Gather every line in the records below that contains the word "history".

** TASK INPUTS **
┌──

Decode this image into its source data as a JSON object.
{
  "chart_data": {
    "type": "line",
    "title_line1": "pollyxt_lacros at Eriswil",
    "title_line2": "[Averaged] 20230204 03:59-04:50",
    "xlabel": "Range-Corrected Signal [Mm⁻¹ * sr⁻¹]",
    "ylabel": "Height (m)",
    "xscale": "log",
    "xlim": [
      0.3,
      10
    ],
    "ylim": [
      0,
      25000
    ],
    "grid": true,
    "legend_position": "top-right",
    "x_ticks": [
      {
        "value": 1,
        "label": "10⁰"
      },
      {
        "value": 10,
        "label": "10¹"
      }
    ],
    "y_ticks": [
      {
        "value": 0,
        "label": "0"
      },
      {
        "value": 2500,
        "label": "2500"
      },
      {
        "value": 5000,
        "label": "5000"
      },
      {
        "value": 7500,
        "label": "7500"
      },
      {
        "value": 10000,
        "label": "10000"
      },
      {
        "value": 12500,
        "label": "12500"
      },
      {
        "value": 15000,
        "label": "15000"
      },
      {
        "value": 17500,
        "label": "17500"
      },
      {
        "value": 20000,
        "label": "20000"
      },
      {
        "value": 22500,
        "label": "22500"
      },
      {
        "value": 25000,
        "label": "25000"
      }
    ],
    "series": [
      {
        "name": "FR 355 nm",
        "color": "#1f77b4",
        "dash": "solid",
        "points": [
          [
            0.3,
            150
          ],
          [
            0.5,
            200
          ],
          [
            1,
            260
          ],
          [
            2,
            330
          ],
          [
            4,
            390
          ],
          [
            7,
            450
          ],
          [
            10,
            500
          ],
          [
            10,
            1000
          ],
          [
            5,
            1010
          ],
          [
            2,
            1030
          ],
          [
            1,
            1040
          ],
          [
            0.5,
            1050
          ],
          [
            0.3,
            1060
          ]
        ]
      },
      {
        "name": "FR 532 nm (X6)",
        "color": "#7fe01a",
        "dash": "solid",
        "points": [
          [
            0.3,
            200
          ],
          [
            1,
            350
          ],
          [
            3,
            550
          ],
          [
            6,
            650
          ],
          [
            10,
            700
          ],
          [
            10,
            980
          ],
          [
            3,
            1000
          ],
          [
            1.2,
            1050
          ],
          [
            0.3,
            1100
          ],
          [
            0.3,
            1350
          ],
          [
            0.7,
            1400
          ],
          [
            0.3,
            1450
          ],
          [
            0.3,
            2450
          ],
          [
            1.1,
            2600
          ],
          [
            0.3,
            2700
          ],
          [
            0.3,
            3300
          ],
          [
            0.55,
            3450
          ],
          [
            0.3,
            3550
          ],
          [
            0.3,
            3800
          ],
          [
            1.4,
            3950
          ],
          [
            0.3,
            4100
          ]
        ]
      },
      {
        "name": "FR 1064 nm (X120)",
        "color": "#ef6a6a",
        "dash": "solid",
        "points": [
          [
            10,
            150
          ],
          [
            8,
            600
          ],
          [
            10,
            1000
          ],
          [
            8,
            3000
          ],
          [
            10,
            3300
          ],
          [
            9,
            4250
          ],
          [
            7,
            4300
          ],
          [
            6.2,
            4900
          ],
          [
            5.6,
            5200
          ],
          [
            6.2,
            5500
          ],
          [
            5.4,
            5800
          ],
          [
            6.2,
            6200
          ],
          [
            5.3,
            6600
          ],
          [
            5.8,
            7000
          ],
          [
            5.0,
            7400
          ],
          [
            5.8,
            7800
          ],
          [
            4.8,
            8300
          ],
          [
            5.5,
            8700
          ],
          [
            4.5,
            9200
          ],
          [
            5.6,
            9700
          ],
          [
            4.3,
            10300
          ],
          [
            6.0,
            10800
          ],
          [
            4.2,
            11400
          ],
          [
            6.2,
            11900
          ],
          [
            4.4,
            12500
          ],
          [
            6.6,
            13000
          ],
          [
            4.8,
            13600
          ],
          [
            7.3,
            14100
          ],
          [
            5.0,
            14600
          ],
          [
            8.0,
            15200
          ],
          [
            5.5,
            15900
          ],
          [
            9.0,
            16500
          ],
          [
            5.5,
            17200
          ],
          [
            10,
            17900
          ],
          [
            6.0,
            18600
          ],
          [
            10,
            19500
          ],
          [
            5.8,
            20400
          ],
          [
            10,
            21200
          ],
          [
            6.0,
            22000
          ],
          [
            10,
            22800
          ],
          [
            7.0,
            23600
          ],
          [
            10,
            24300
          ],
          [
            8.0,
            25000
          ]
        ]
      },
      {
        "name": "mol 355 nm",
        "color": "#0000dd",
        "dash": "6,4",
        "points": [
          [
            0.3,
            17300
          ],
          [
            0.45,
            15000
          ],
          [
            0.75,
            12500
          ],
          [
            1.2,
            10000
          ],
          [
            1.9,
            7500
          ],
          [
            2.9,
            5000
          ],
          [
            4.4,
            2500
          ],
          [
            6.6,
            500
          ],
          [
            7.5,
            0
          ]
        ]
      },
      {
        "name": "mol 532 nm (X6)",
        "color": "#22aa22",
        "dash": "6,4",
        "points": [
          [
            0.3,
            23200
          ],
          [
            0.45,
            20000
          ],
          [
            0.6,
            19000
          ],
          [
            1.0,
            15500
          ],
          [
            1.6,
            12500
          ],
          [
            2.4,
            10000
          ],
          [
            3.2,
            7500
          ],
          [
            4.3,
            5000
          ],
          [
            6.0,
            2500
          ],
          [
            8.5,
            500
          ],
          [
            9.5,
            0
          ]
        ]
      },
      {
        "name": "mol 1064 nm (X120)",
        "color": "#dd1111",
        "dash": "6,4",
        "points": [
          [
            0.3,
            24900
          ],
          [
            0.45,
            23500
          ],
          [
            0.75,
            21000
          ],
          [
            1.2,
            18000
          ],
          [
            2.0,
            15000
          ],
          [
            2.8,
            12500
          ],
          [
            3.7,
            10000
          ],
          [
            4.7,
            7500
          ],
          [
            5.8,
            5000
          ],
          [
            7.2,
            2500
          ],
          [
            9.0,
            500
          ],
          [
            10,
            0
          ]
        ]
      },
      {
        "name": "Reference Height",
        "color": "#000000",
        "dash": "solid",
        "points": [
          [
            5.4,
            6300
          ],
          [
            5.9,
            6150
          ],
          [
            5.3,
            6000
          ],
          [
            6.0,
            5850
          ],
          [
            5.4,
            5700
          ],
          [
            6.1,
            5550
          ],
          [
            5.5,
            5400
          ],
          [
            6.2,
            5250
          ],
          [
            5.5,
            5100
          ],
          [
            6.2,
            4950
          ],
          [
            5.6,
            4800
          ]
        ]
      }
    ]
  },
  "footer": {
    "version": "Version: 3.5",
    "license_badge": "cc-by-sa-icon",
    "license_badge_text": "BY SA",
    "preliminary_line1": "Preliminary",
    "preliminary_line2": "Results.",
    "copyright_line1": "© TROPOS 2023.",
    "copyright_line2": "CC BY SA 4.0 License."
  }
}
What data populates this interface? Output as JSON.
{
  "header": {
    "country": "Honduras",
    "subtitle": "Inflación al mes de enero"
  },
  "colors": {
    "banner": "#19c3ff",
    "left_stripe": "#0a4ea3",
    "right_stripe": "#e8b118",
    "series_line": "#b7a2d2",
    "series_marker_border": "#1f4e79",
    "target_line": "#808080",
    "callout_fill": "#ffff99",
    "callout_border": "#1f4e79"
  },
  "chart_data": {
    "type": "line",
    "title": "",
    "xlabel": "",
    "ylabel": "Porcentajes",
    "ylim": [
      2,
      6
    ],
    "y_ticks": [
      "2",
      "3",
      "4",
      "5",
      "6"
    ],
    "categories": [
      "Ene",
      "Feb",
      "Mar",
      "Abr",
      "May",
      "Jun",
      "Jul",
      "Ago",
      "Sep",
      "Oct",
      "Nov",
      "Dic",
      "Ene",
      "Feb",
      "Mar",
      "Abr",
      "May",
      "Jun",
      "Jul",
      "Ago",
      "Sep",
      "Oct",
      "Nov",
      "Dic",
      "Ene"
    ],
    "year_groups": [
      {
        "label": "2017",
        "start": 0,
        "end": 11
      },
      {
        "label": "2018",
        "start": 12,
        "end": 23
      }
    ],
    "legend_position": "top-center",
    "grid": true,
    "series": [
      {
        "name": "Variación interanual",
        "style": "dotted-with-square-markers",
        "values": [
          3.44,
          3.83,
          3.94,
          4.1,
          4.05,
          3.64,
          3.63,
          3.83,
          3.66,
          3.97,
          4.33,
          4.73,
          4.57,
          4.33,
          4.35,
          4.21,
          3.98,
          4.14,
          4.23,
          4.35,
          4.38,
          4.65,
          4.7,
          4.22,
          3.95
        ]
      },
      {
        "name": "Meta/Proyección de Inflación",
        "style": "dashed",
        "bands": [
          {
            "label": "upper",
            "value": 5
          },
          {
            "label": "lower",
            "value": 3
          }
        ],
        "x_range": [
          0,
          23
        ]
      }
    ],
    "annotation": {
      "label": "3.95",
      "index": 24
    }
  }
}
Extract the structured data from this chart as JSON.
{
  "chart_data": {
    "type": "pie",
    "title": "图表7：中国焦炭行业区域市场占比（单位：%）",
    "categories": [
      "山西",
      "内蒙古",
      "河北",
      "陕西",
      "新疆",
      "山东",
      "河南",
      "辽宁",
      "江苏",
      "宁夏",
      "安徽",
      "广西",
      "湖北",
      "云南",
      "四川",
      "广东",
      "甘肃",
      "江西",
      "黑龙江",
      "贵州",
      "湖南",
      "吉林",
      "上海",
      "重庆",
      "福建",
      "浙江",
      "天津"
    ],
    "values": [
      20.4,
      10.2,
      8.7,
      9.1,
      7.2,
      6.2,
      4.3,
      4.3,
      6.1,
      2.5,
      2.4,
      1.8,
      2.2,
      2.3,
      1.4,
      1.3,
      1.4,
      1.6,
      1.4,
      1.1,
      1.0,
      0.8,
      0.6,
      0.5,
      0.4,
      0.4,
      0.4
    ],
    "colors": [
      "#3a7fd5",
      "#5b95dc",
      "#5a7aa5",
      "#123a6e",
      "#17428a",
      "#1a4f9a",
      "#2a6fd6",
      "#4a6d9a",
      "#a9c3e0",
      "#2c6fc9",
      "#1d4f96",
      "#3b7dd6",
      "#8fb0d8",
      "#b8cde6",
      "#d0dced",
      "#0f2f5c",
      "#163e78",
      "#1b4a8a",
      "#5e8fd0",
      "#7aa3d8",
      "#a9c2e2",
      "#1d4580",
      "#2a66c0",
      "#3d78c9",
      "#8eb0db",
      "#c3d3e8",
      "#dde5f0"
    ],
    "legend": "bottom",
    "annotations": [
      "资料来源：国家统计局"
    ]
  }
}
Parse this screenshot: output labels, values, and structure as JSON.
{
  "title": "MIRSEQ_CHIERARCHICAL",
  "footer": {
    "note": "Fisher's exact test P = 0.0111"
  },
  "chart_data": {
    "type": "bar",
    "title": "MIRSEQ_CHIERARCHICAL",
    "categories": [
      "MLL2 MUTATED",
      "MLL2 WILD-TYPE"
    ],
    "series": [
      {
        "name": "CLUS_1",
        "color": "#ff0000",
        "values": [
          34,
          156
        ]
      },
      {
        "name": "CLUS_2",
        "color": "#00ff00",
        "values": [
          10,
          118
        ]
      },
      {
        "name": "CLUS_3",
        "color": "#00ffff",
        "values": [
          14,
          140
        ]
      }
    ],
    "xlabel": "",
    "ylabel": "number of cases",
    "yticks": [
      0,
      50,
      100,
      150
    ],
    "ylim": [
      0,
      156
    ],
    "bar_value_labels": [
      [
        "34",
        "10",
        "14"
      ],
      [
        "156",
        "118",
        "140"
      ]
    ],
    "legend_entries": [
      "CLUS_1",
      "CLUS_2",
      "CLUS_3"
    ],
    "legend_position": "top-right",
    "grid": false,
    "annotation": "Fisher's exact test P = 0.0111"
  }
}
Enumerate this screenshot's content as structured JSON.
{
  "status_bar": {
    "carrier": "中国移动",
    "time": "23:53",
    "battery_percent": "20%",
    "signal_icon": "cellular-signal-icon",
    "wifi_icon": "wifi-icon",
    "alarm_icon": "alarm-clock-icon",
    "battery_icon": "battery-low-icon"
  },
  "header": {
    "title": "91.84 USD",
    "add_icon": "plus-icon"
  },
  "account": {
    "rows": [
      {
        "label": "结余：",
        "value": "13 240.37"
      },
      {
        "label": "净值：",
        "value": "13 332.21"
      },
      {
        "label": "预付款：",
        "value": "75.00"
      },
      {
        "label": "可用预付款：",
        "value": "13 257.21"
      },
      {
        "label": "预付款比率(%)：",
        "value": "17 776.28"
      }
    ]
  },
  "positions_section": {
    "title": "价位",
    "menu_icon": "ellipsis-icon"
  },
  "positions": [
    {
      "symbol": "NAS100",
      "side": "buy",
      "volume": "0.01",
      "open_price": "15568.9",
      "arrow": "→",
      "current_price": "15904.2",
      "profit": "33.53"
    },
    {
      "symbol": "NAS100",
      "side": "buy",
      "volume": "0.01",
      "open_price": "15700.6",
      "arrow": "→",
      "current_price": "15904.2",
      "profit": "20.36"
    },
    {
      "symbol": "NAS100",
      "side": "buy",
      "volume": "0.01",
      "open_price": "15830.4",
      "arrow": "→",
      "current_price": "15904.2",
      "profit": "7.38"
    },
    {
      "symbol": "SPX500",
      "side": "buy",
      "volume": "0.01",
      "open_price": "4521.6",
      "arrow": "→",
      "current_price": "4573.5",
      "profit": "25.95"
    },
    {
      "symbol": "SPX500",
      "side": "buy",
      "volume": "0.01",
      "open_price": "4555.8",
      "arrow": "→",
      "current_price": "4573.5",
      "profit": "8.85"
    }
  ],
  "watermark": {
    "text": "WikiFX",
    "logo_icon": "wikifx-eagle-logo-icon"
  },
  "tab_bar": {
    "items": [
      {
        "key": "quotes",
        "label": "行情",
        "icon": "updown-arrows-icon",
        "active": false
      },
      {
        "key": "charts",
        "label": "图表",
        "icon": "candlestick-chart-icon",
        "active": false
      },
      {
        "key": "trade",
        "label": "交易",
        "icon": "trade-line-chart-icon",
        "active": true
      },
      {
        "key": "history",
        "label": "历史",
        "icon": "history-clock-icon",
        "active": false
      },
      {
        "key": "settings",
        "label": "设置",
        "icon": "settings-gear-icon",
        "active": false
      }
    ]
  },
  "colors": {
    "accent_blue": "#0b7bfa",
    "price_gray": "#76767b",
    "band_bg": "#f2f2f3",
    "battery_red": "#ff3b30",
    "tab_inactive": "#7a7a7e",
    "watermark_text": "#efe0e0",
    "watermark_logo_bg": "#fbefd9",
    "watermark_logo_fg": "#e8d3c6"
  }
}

└──

** COMPLETE OUTPUT **
        "key": "history",
        "icon": "history-clock-icon",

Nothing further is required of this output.